* **Work to do**
Give the material again in full, matching it exactly.

Figure data in JSON
● ● ● ● ● ● ●
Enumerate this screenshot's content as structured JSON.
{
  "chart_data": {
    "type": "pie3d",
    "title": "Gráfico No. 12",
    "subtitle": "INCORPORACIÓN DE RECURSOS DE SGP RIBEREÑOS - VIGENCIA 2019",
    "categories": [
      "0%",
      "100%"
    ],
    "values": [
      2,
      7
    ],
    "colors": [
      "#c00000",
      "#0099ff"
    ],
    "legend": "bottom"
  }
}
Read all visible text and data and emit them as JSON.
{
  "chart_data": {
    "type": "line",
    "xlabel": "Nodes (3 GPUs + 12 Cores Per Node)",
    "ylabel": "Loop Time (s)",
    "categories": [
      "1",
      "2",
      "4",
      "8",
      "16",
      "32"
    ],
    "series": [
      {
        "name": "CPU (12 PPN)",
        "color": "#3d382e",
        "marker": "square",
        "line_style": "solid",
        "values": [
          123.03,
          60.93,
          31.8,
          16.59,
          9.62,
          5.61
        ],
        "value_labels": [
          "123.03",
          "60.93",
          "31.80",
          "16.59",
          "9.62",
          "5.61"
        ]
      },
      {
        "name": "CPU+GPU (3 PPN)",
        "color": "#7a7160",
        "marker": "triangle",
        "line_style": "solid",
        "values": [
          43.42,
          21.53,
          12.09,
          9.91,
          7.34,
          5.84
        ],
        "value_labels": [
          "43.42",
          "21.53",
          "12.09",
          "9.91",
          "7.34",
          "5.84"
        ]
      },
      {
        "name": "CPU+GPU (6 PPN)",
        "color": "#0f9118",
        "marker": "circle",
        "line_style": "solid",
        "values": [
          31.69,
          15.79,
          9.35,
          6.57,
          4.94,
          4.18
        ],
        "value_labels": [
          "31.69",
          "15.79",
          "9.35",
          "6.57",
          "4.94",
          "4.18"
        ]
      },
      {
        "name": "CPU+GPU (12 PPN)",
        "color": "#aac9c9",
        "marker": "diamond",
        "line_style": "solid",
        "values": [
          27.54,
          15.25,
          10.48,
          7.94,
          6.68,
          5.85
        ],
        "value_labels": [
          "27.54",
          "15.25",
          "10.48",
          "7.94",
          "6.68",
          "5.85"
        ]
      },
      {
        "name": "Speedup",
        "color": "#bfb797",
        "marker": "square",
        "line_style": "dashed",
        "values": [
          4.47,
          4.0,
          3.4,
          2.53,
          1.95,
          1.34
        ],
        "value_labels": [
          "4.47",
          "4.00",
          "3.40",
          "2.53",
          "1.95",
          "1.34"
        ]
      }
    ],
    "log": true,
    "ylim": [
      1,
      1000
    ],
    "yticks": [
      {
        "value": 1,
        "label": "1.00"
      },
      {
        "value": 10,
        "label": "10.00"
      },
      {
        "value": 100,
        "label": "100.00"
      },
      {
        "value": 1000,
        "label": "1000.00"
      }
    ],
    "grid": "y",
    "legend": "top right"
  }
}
● ● ● ● ● ● ●
* **Output for this exercise**
Enumerate this screenshot's content as structured JSON.
{
  "chart_data": {
    "type": "pie3d",
    "title": "Gráfico No. 12",
    "subtitle": "INCORPORACIÓN DE RECURSOS DE SGP RIBEREÑOS - VIGENCIA 2019",
    "categories": [
      "0%",
      "100%"
    ],
    "values": [
      2,
      7
    ],
    "colors": [
      "#c00000",
      "#0099ff"
    ],
    "legend": "bottom"
  }
}
Read all visible text and data and emit them as JSON.
{
  "chart_data": {
    "type": "line",
    "xlabel": "Nodes (3 GPUs + 12 Cores Per Node)",
    "ylabel": "Loop Time (s)",
    "categories": [
      "1",
      "2",
      "4",
      "8",
      "16",
      "32"
    ],
    "series": [
      {
        "name": "CPU (12 PPN)",
        "color": "#3d382e",
        "marker": "square",
        "line_style": "solid",
        "values": [
          123.03,
          60.93,
          31.8,
          16.59,
          9.62,
          5.61
        ],
        "value_labels": [
          "123.03",
          "60.93",
          "31.80",
          "16.59",
          "9.62",
          "5.61"
        ]
      },
      {
        "name": "CPU+GPU (3 PPN)",
        "color": "#7a7160",
        "marker": "triangle",
        "line_style": "solid",
        "values": [
          43.42,
          21.53,
          12.09,
          9.91,
          7.34,
          5.84
        ],
        "value_labels": [
          "43.42",
          "21.53",
          "12.09",
          "9.91",
          "7.34",
          "5.84"
        ]
      },
      {
        "name": "CPU+GPU (6 PPN)",
        "color": "#0f9118",
        "marker": "circle",
        "line_style": "solid",
        "values": [
          31.69,
          15.79,
          9.35,
          6.57,
          4.94,
          4.18
        ],
        "value_labels": [
          "31.69",
          "15.79",
          "9.35",
          "6.57",
          "4.94",
          "4.18"
        ]
      },
      {
        "name": "CPU+GPU (12 PPN)",
        "color": "#aac9c9",
        "marker": "diamond",
        "line_style": "solid",
        "values": [
          27.54,
          15.25,
          10.48,
          7.94,
          6.68,
          5.85
        ],
        "value_labels": [
          "27.54",
          "15.25",
          "10.48",
          "7.94",
          "6.68",
          "5.85"
        ]
      },
      {
        "name": "Speedup",
        "color": "#bfb797",
        "marker": "square",
        "line_style": "dashed",
        "values": [
          4.47,
          4.0,
          3.4,
          2.53,
          1.95,
          1.34
        ],
        "value_labels": [
          "4.47",
          "4.00",
          "3.40",
          "2.53",
          "1.95",
          "1.34"
        ]
      }
    ],
    "log": true,
    "ylim": [
      1,
      1000
    ],
    "yticks": [
      {
        "value": 1,
        "label": "1.00"
      },
      {
        "value": 10,
        "label": "10.00"
      },
      {
        "value": 100,
        "label": "100.00"
      },
      {
        "value": 1000,
        "label": "1000.00"
      }
    ],
    "grid": "y",
    "legend": "top right"
  }
}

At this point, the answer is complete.